## Begin

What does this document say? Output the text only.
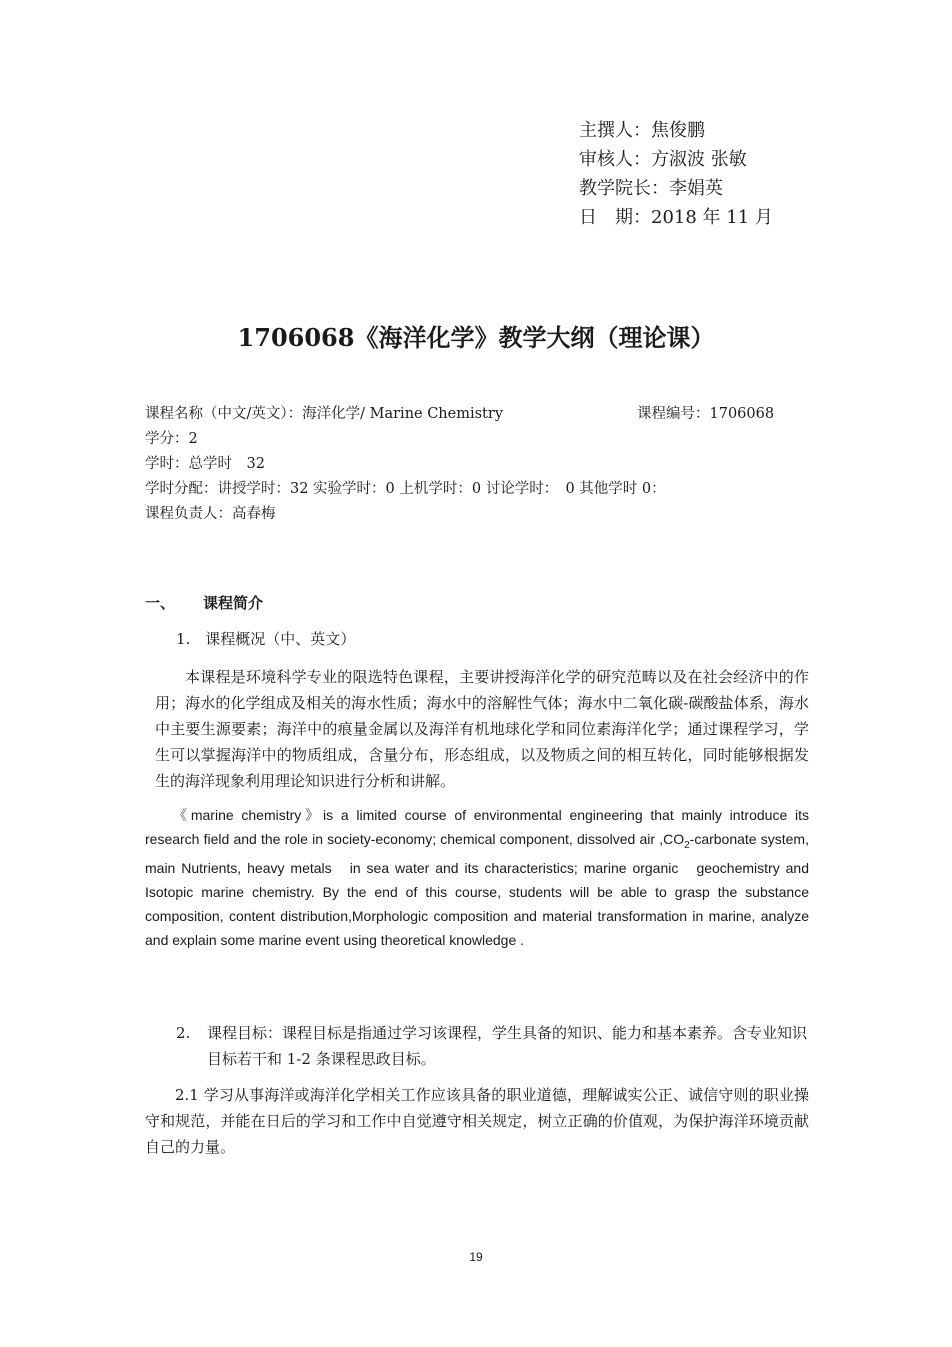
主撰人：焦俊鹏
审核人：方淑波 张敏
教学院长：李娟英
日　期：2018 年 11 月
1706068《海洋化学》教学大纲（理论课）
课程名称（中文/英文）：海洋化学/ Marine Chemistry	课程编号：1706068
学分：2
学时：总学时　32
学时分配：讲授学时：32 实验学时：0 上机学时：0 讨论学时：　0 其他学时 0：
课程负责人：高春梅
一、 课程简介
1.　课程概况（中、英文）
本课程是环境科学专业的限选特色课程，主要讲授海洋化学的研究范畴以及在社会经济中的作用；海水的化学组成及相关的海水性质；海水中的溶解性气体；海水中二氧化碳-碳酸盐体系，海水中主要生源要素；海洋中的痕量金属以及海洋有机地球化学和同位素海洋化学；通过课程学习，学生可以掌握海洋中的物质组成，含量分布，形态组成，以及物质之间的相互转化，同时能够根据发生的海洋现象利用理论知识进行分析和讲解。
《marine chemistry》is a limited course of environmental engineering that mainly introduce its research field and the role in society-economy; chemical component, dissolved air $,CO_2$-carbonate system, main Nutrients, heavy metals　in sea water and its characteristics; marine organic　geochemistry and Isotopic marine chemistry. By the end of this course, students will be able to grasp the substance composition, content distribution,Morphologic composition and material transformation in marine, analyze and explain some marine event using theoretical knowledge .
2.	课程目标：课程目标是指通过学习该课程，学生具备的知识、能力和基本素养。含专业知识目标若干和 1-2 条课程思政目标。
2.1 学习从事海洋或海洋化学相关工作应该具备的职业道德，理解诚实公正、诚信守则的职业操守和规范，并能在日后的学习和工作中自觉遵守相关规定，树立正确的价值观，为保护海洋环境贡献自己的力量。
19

## End

- Given task -
Write out every line of the listing that holds the word "this".

- Answer to the task -
What does this document say? Output the text only.
《marine chemistry》is a limited course of environmental engineering that mainly introduce its research field and the role in society-economy; chemical component, dissolved air $,CO_2$-carbonate system, main Nutrients, heavy metals　in sea water and its characteristics; marine organic　geochemistry and Isotopic marine chemistry. By the end of this course, students will be able to grasp the substance composition, content distribution,Morphologic composition and material transformation in marine, analyze and explain some marine event using theoretical knowledge .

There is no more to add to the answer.